Textauszug:
┌────────

Von Europa als einer Wertegemeinschaft zu sprechen, ist gewiss richtig. Doch abgesehen von der grundsätzlichen philosophischen Problematik des Wertbegriffs, sind Werte eine abstrakte Sache. Sie allein können die europäische Identität nicht begründen. Was gewöhnlich als europäische Werte bezeichnet wird, gilt mehr oder weniger in allen Ländern der westlichen Welt. So gibt es immer wieder Spannungen und Irritationen zwischen einer europäischen Integrationspolitik und einer transatlantisch ausgerichteten Politik (obwohl beide an sich keineswegs im Widerspruch zueinander stehen). Die westliche Zivilisation reicht sogar weit über den transatlantischen Raum hinaus. Sie reicht von Kanada und den Vereinigten Staaten bis Australien und Neuseeland. Was also ist das Besondere Europas? Was macht die europäische Identität aus? Gibt es sie überhaupt? Wollen wir sie? Und wenn ja, warum wollen wir sie?

└────────

Aufgabe 1:
Schreiben Sie die Zeilen der Auflistung unverändert ab. Beginnen Sie mit der ersten Zeile der Auflistung und hören Sie nach der Zeile mit „station-marker-favourable [1037, 356, 1049, 367]“ auf, wobei diese Zeile mit abgeschrieben wird.

Zeilen:
┌────────

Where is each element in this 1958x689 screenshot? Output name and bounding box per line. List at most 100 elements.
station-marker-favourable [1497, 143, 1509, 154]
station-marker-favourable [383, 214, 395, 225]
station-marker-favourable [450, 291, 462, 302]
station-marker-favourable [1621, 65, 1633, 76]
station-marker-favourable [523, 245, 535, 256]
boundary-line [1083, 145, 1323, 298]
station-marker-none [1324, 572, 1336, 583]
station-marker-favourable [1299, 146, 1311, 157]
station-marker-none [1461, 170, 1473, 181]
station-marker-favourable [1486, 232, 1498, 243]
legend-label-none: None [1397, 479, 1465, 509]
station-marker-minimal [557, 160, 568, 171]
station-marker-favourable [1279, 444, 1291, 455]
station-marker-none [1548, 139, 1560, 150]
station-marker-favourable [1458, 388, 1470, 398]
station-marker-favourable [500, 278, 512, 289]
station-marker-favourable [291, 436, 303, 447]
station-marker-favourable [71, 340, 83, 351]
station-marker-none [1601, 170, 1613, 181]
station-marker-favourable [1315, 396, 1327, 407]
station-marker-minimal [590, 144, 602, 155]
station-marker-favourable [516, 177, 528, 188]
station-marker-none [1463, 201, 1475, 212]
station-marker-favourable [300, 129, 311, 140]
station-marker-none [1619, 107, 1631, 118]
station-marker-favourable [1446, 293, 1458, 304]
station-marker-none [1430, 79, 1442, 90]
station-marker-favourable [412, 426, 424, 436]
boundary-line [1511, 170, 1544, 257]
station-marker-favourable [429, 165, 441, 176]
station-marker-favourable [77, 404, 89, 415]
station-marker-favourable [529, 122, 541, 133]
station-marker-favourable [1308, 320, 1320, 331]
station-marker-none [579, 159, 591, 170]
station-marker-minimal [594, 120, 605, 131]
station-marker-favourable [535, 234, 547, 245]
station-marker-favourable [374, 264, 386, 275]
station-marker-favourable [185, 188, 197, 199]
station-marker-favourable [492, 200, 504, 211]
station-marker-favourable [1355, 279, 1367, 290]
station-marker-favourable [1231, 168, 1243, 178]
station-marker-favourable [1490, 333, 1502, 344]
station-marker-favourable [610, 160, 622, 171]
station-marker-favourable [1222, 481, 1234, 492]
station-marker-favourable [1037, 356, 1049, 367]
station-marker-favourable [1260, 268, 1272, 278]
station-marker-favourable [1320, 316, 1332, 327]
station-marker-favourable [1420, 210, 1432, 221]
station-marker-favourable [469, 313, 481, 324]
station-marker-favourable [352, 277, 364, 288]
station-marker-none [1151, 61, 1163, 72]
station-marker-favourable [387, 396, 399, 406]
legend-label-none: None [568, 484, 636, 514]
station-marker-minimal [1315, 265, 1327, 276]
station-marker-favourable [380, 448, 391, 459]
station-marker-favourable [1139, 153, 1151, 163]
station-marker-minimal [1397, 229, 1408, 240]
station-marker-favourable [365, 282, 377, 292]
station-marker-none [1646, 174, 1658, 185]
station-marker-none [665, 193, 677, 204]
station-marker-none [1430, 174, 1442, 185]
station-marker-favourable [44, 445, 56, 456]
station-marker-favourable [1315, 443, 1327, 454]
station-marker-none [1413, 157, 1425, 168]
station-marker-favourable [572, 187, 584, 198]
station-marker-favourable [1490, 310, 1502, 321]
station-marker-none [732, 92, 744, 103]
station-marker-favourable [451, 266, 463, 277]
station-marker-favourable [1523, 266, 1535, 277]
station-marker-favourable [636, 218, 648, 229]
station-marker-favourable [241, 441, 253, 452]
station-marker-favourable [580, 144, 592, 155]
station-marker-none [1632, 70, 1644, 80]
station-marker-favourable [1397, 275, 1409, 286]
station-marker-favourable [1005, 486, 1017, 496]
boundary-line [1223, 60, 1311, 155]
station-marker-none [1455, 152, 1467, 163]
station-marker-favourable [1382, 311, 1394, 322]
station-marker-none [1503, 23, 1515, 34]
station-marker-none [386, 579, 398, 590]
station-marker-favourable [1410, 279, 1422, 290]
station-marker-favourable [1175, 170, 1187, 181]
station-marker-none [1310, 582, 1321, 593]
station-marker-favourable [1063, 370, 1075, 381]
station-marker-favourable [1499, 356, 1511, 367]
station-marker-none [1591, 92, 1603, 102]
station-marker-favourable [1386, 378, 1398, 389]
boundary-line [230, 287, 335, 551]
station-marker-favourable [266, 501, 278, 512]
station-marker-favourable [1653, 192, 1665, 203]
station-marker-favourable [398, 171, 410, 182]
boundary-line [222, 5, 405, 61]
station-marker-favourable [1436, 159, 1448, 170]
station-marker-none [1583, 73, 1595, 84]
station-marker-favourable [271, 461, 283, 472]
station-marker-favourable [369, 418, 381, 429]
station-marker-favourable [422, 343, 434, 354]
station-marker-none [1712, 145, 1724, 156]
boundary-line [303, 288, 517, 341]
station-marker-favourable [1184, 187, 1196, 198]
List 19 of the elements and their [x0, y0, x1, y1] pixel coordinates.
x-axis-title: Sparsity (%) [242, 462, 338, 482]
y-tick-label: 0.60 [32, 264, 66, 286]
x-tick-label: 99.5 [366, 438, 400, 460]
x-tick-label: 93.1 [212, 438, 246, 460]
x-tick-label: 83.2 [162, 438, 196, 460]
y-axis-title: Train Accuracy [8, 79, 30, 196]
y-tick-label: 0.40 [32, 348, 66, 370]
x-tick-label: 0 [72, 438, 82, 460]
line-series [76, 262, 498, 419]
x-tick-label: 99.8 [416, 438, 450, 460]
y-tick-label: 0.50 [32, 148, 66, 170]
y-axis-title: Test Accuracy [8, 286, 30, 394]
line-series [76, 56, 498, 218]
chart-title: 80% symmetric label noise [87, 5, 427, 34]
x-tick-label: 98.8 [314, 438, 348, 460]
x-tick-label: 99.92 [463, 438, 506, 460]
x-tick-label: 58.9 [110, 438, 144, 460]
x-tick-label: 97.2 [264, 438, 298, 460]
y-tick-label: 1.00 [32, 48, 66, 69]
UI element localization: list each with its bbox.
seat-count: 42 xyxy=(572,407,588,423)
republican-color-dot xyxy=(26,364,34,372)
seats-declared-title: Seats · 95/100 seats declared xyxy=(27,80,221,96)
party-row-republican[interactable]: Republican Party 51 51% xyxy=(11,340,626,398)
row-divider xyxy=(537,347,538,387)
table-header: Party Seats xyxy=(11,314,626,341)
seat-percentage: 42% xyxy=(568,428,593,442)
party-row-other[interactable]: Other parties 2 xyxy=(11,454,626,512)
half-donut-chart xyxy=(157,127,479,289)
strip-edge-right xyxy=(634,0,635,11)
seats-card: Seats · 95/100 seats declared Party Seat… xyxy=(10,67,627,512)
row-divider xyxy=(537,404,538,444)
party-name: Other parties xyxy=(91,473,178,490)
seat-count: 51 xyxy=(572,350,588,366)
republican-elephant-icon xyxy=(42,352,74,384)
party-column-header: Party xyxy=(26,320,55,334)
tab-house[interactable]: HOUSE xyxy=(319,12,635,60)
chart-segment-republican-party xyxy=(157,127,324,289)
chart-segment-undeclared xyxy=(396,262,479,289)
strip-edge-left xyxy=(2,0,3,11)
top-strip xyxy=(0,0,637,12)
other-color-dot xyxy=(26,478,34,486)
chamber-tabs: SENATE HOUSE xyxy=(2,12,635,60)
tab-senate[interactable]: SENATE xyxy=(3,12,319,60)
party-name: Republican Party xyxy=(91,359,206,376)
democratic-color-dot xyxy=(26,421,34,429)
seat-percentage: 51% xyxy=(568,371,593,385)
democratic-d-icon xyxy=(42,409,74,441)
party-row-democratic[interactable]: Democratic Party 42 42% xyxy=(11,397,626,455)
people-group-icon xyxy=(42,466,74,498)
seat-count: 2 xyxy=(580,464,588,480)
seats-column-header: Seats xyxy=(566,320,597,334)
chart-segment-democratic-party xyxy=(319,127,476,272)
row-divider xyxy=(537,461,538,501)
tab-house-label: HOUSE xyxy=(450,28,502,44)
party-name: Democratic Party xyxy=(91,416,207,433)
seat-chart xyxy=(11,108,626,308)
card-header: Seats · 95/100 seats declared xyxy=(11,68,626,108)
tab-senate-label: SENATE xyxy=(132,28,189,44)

└────────

Aufgabe 2:
Von wo bis wohin reicht die westliche Zivilisation laut dem Textauszug?

Aufgabenergebnis 1:
Where is each element in this 1958x689 screenshot? Output name and bounding box per line. List at most 100 elements.
station-marker-favourable [1497, 143, 1509, 154]
station-marker-favourable [383, 214, 395, 225]
station-marker-favourable [450, 291, 462, 302]
station-marker-favourable [1621, 65, 1633, 76]
station-marker-favourable [523, 245, 535, 256]
boundary-line [1083, 145, 1323, 298]
station-marker-none [1324, 572, 1336, 583]
station-marker-favourable [1299, 146, 1311, 157]
station-marker-none [1461, 170, 1473, 181]
station-marker-favourable [1486, 232, 1498, 243]
legend-label-none: None [1397, 479, 1465, 509]
station-marker-minimal [557, 160, 568, 171]
station-marker-favourable [1279, 444, 1291, 455]
station-marker-none [1548, 139, 1560, 150]
station-marker-favourable [1458, 388, 1470, 398]
station-marker-favourable [500, 278, 512, 289]
station-marker-favourable [291, 436, 303, 447]
station-marker-favourable [71, 340, 83, 351]
station-marker-none [1601, 170, 1613, 181]
station-marker-favourable [1315, 396, 1327, 407]
station-marker-minimal [590, 144, 602, 155]
station-marker-favourable [516, 177, 528, 188]
station-marker-none [1463, 201, 1475, 212]
station-marker-favourable [300, 129, 311, 140]
station-marker-none [1619, 107, 1631, 118]
station-marker-favourable [1446, 293, 1458, 304]
station-marker-none [1430, 79, 1442, 90]
station-marker-favourable [412, 426, 424, 436]
boundary-line [1511, 170, 1544, 257]
station-marker-favourable [429, 165, 441, 176]
station-marker-favourable [77, 404, 89, 415]
station-marker-favourable [529, 122, 541, 133]
station-marker-favourable [1308, 320, 1320, 331]
station-marker-none [579, 159, 591, 170]
station-marker-minimal [594, 120, 605, 131]
station-marker-favourable [535, 234, 547, 245]
station-marker-favourable [374, 264, 386, 275]
station-marker-favourable [185, 188, 197, 199]
station-marker-favourable [492, 200, 504, 211]
station-marker-favourable [1355, 279, 1367, 290]
station-marker-favourable [1231, 168, 1243, 178]
station-marker-favourable [1490, 333, 1502, 344]
station-marker-favourable [610, 160, 622, 171]
station-marker-favourable [1222, 481, 1234, 492]
station-marker-favourable [1037, 356, 1049, 367]

Aufgabenergebnis 2:
Von Kanada und den Vereinigten Staaten bis Australien und Neuseeland.